▶ [TASK DIRECTIONS]:
Where a line of the material contains the string "microvolts", copy that line.

━━ INFORMATION GIVEN

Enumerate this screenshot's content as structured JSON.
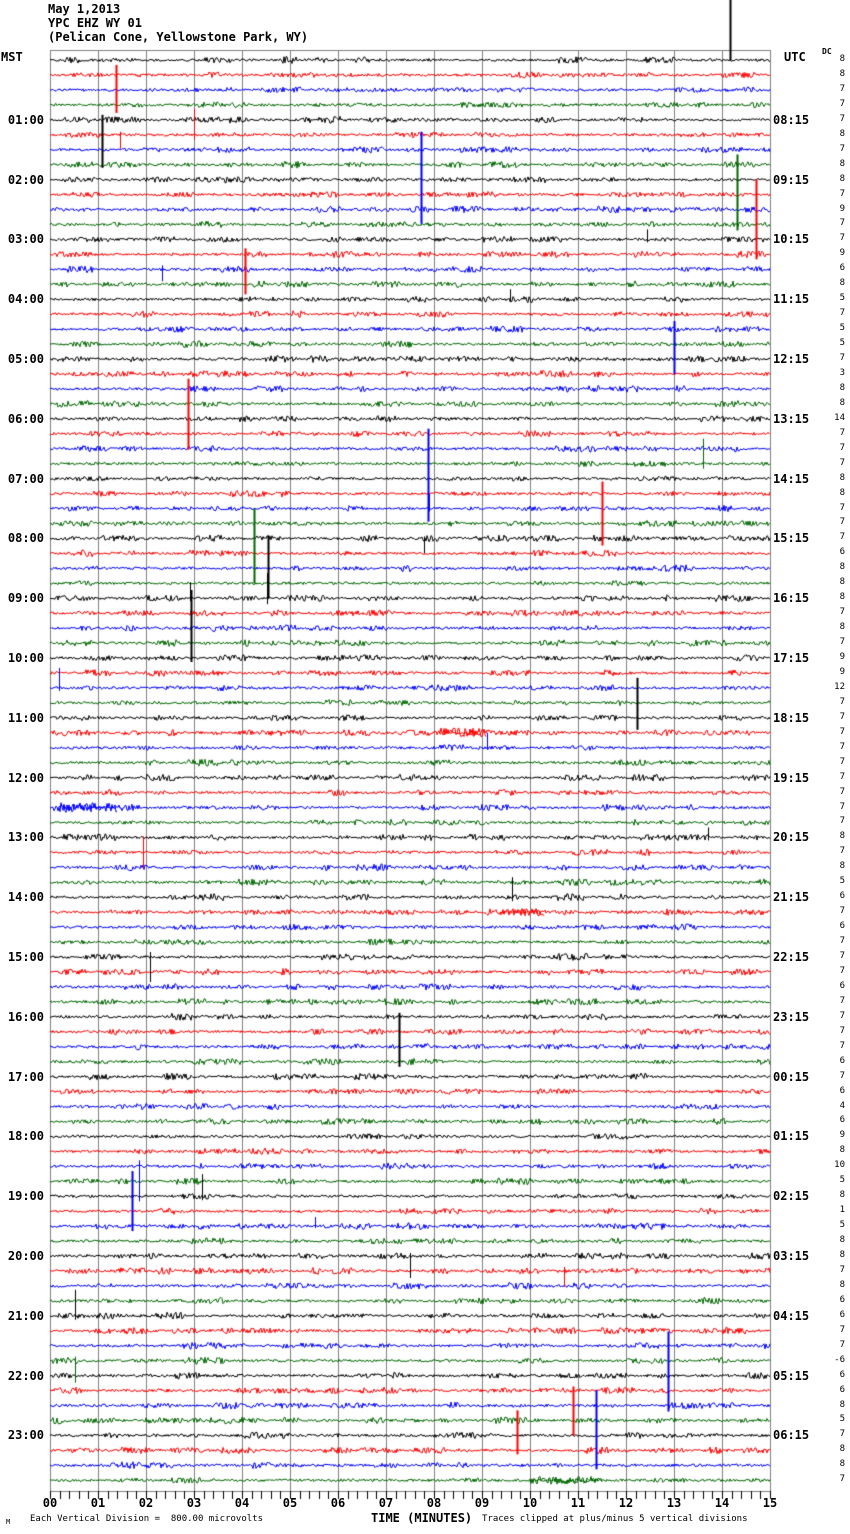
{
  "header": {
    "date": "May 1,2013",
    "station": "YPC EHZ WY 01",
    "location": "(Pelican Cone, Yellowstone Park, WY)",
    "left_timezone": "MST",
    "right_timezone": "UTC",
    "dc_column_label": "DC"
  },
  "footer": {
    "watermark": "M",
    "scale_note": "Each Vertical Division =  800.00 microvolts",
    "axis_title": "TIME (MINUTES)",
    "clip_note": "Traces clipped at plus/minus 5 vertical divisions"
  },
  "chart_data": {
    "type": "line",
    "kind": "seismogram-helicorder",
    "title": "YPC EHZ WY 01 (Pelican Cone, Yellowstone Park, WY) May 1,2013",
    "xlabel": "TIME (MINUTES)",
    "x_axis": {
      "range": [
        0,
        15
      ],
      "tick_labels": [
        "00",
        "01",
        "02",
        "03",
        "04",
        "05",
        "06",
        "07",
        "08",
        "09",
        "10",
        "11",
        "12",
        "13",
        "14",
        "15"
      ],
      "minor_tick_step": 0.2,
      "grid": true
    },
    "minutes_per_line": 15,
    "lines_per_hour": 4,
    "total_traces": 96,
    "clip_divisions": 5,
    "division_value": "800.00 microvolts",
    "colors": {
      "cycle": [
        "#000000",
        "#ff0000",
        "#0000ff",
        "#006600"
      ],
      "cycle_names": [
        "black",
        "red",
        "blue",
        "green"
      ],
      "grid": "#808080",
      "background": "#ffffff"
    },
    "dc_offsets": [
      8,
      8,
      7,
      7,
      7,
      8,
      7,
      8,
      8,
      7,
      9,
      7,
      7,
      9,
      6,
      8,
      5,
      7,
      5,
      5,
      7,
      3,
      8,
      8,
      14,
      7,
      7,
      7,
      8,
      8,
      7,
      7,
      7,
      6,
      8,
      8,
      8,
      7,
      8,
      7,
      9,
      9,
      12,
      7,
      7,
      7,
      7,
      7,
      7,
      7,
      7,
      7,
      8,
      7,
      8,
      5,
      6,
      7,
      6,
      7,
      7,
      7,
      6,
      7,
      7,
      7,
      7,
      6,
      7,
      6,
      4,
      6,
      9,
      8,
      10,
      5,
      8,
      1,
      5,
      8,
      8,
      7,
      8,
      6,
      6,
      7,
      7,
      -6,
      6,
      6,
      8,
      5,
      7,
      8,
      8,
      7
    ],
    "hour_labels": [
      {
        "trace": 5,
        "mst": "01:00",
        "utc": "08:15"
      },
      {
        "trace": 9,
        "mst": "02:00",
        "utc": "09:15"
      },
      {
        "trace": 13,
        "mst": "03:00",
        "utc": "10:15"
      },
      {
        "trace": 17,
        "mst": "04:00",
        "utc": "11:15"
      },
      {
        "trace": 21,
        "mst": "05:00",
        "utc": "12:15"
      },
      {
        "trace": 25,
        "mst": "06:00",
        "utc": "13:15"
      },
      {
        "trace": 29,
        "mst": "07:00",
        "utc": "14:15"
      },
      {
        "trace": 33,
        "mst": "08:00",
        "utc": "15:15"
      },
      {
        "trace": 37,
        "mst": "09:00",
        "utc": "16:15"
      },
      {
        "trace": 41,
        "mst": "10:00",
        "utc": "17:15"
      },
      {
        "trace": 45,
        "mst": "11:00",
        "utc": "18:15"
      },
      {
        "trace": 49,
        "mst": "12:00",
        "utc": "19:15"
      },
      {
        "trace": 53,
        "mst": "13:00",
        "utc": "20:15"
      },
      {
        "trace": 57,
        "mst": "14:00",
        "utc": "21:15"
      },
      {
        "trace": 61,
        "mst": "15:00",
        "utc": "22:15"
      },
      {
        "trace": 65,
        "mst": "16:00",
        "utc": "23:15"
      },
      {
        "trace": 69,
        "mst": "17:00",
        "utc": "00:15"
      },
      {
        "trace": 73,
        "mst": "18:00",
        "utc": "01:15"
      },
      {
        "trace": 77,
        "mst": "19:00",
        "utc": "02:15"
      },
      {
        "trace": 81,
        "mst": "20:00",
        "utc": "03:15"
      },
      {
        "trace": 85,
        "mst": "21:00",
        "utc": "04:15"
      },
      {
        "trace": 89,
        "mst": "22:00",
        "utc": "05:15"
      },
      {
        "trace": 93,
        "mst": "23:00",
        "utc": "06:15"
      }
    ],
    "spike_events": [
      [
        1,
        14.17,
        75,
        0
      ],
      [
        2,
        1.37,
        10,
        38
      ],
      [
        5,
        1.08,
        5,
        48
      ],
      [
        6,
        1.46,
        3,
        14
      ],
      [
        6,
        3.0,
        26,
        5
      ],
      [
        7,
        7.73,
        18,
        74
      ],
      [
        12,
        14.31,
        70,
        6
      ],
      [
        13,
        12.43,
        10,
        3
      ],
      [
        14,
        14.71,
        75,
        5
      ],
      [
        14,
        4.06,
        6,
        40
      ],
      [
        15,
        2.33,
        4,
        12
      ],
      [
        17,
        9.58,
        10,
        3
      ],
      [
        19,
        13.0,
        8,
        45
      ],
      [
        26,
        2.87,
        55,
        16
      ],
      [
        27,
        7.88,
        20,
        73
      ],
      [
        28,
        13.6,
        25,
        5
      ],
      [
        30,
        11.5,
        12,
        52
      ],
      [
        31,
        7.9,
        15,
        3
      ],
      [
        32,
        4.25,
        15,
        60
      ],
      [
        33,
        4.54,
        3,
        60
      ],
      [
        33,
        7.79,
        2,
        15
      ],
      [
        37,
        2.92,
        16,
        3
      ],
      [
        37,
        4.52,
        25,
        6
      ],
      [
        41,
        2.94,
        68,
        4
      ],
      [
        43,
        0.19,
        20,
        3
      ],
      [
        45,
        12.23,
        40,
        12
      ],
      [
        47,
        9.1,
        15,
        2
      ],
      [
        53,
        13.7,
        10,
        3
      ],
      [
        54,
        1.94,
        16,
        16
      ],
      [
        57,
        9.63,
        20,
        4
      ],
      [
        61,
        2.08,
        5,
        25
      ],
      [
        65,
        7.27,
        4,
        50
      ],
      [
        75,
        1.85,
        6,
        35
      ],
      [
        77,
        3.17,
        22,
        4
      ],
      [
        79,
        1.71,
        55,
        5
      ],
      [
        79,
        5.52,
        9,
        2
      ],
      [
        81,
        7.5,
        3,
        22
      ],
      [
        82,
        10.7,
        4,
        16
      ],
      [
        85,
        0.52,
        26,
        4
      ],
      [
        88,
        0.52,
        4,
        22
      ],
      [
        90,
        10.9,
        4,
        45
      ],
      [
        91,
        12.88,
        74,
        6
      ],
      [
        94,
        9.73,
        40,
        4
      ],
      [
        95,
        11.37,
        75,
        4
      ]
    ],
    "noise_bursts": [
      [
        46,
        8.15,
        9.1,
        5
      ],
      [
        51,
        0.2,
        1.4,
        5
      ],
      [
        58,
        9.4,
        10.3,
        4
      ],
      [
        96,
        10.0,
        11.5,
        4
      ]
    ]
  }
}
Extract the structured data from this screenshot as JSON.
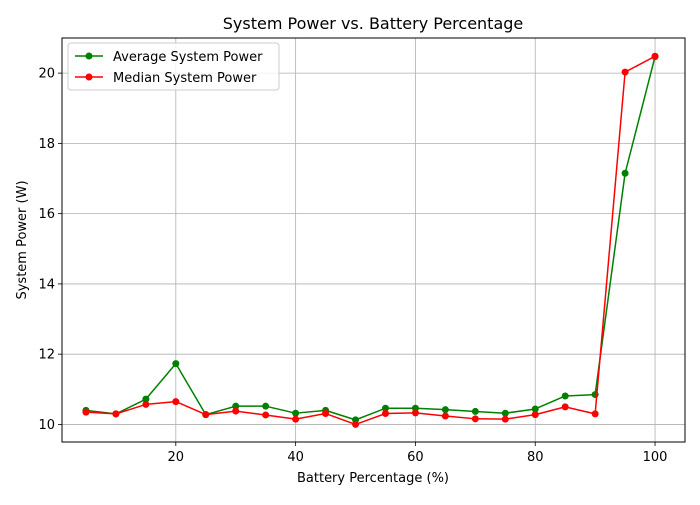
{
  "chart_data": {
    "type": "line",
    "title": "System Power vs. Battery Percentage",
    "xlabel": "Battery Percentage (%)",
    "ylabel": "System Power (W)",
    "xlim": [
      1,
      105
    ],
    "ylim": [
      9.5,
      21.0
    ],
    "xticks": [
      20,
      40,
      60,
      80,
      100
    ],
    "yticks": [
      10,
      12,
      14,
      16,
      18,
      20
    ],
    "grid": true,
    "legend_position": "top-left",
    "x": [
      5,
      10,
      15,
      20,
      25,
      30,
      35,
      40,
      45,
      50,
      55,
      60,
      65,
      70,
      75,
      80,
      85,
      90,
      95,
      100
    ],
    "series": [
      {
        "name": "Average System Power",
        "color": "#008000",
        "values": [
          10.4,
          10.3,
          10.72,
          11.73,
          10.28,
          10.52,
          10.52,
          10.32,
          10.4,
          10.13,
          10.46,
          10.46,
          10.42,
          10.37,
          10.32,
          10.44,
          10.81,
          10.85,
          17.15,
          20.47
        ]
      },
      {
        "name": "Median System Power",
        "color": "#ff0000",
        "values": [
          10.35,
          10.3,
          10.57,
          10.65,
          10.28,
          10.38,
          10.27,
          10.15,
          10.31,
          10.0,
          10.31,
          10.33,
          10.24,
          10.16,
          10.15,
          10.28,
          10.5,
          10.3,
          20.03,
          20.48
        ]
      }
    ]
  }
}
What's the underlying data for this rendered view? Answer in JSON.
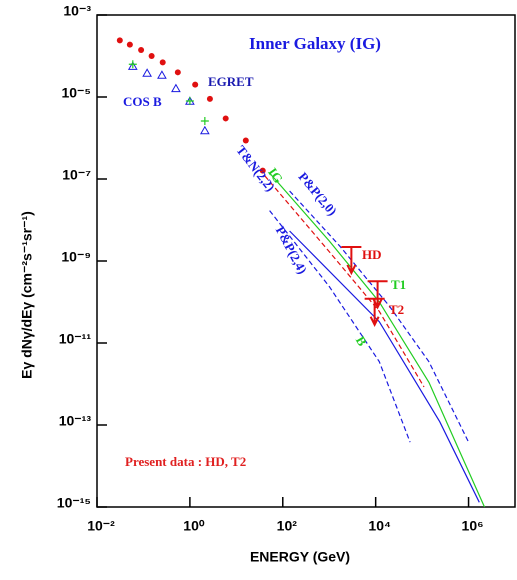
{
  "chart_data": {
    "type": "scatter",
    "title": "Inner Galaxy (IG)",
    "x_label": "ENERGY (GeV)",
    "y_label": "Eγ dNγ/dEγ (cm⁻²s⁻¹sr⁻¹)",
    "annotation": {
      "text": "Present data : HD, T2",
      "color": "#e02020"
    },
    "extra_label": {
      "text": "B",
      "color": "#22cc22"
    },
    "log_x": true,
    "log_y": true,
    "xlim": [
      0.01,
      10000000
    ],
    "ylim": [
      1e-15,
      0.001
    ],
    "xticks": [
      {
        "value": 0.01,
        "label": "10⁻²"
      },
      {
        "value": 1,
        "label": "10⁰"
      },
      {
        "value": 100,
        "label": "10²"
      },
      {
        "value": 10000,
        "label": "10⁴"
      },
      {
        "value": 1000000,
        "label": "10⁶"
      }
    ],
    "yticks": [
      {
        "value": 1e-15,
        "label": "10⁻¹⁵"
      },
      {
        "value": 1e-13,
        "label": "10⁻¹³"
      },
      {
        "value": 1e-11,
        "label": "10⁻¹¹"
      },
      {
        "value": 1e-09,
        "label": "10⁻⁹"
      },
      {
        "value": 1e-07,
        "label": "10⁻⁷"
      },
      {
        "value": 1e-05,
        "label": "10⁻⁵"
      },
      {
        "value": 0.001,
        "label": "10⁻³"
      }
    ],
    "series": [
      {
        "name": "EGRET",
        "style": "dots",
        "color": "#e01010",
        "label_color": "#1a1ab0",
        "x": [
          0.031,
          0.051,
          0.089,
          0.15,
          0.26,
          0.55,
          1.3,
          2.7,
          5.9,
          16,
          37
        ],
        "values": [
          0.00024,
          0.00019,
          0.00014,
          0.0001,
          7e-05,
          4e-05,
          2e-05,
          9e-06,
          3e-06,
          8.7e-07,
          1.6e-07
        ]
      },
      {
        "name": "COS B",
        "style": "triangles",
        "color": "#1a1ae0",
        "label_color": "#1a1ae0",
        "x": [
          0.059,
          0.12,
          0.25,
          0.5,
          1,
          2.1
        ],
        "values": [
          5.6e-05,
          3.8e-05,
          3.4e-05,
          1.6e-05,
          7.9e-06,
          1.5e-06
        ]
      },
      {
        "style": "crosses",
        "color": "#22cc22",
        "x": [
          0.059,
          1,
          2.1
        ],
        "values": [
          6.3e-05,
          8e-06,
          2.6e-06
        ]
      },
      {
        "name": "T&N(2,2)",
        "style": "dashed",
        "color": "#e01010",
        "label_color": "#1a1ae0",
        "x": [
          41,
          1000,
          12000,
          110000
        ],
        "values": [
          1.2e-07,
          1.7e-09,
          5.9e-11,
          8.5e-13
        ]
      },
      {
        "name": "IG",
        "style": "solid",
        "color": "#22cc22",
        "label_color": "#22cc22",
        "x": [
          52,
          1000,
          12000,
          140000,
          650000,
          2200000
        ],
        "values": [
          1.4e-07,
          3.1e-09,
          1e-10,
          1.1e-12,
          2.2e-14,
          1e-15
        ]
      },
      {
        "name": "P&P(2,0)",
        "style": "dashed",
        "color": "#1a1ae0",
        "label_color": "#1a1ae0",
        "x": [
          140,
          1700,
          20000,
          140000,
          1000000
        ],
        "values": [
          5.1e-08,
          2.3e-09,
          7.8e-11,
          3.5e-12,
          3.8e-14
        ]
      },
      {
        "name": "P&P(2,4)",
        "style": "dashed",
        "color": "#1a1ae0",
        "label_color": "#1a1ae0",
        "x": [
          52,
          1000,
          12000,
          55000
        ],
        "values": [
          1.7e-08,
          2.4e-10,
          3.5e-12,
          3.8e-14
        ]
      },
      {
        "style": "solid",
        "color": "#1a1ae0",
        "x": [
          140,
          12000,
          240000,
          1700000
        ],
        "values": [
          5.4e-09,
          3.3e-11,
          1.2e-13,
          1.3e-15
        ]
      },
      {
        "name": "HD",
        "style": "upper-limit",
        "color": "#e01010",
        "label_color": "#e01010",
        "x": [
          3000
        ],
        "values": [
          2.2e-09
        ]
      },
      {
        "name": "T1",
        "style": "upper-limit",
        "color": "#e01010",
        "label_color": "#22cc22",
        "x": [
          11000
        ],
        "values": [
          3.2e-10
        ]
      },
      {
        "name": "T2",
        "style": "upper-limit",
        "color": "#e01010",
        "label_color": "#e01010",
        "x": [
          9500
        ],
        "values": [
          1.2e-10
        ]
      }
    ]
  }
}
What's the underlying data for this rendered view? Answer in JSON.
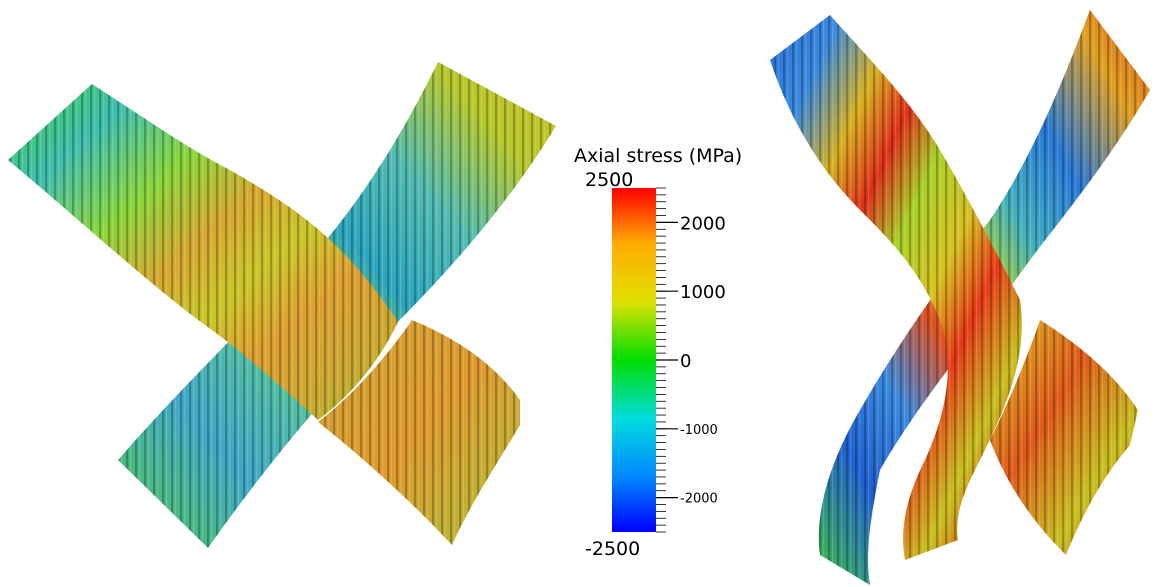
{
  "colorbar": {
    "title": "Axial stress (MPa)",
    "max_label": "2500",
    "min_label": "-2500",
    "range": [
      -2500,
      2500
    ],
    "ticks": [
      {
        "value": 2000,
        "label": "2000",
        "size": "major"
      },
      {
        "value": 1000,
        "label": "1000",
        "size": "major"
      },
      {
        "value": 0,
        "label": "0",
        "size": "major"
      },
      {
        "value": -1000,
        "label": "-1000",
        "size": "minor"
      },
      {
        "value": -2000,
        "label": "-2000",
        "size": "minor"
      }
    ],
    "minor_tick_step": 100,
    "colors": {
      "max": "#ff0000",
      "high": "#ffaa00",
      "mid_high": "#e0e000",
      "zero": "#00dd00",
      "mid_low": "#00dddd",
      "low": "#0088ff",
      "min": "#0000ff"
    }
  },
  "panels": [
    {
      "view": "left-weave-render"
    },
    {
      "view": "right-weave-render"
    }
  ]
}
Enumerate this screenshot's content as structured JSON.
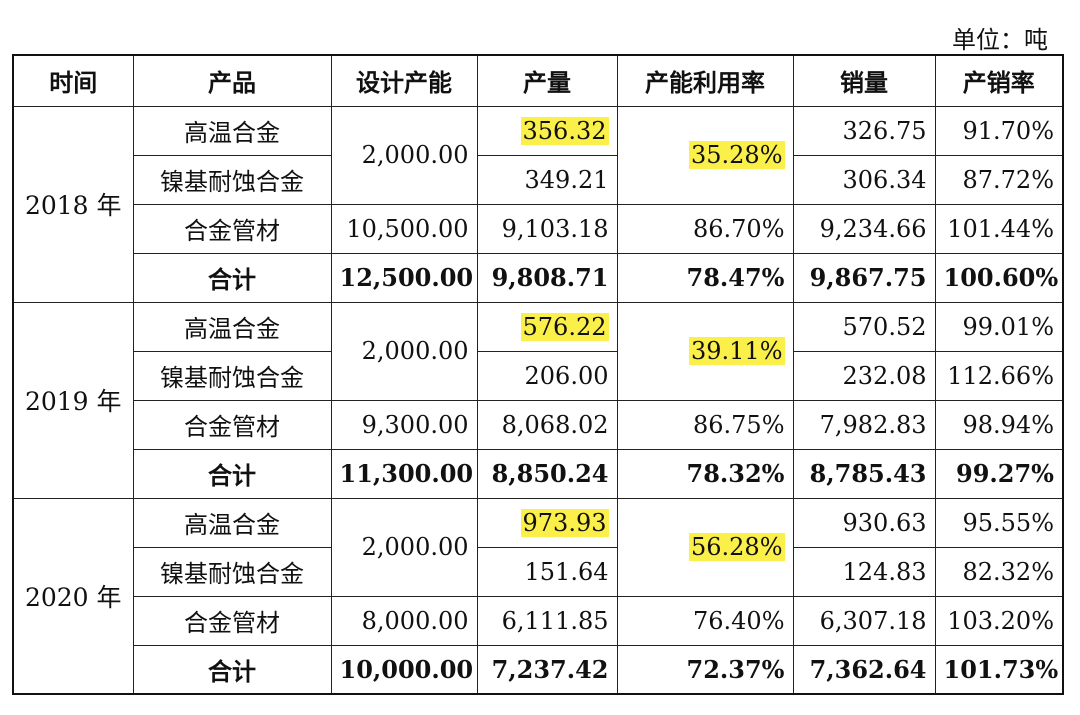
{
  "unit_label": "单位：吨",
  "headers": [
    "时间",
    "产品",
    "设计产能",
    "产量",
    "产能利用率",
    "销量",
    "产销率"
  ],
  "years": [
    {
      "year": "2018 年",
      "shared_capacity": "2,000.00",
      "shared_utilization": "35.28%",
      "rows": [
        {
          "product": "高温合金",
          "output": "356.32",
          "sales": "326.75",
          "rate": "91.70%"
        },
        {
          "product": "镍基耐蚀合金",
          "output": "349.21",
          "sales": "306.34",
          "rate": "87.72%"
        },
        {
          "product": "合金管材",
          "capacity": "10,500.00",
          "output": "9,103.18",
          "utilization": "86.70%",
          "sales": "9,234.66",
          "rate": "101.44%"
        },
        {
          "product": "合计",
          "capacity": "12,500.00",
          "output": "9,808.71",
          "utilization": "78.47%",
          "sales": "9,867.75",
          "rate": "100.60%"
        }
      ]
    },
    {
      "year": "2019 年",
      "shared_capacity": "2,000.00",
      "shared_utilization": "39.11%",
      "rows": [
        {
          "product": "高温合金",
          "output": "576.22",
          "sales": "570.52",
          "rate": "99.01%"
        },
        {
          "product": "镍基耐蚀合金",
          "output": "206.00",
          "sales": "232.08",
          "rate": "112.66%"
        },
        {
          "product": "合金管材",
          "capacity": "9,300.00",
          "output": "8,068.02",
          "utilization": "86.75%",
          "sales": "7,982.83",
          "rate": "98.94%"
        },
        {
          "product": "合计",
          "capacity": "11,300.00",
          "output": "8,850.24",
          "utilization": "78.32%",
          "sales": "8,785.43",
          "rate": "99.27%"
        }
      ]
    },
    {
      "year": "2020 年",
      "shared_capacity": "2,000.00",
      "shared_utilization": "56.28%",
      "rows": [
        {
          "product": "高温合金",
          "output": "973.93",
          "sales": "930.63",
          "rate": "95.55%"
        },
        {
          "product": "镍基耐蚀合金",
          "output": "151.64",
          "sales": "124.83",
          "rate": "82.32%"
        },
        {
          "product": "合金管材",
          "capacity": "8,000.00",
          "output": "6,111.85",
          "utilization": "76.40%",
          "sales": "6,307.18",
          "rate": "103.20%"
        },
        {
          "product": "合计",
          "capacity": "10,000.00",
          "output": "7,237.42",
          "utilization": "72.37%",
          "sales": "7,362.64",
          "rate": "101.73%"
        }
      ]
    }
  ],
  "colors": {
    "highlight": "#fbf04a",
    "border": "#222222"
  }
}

━━━━

▶ [COMPLETED TASK]:
    "scale_note": "Each Vertical Division =  800.00 microvolts",
    "division_value": "800.00 microvolts",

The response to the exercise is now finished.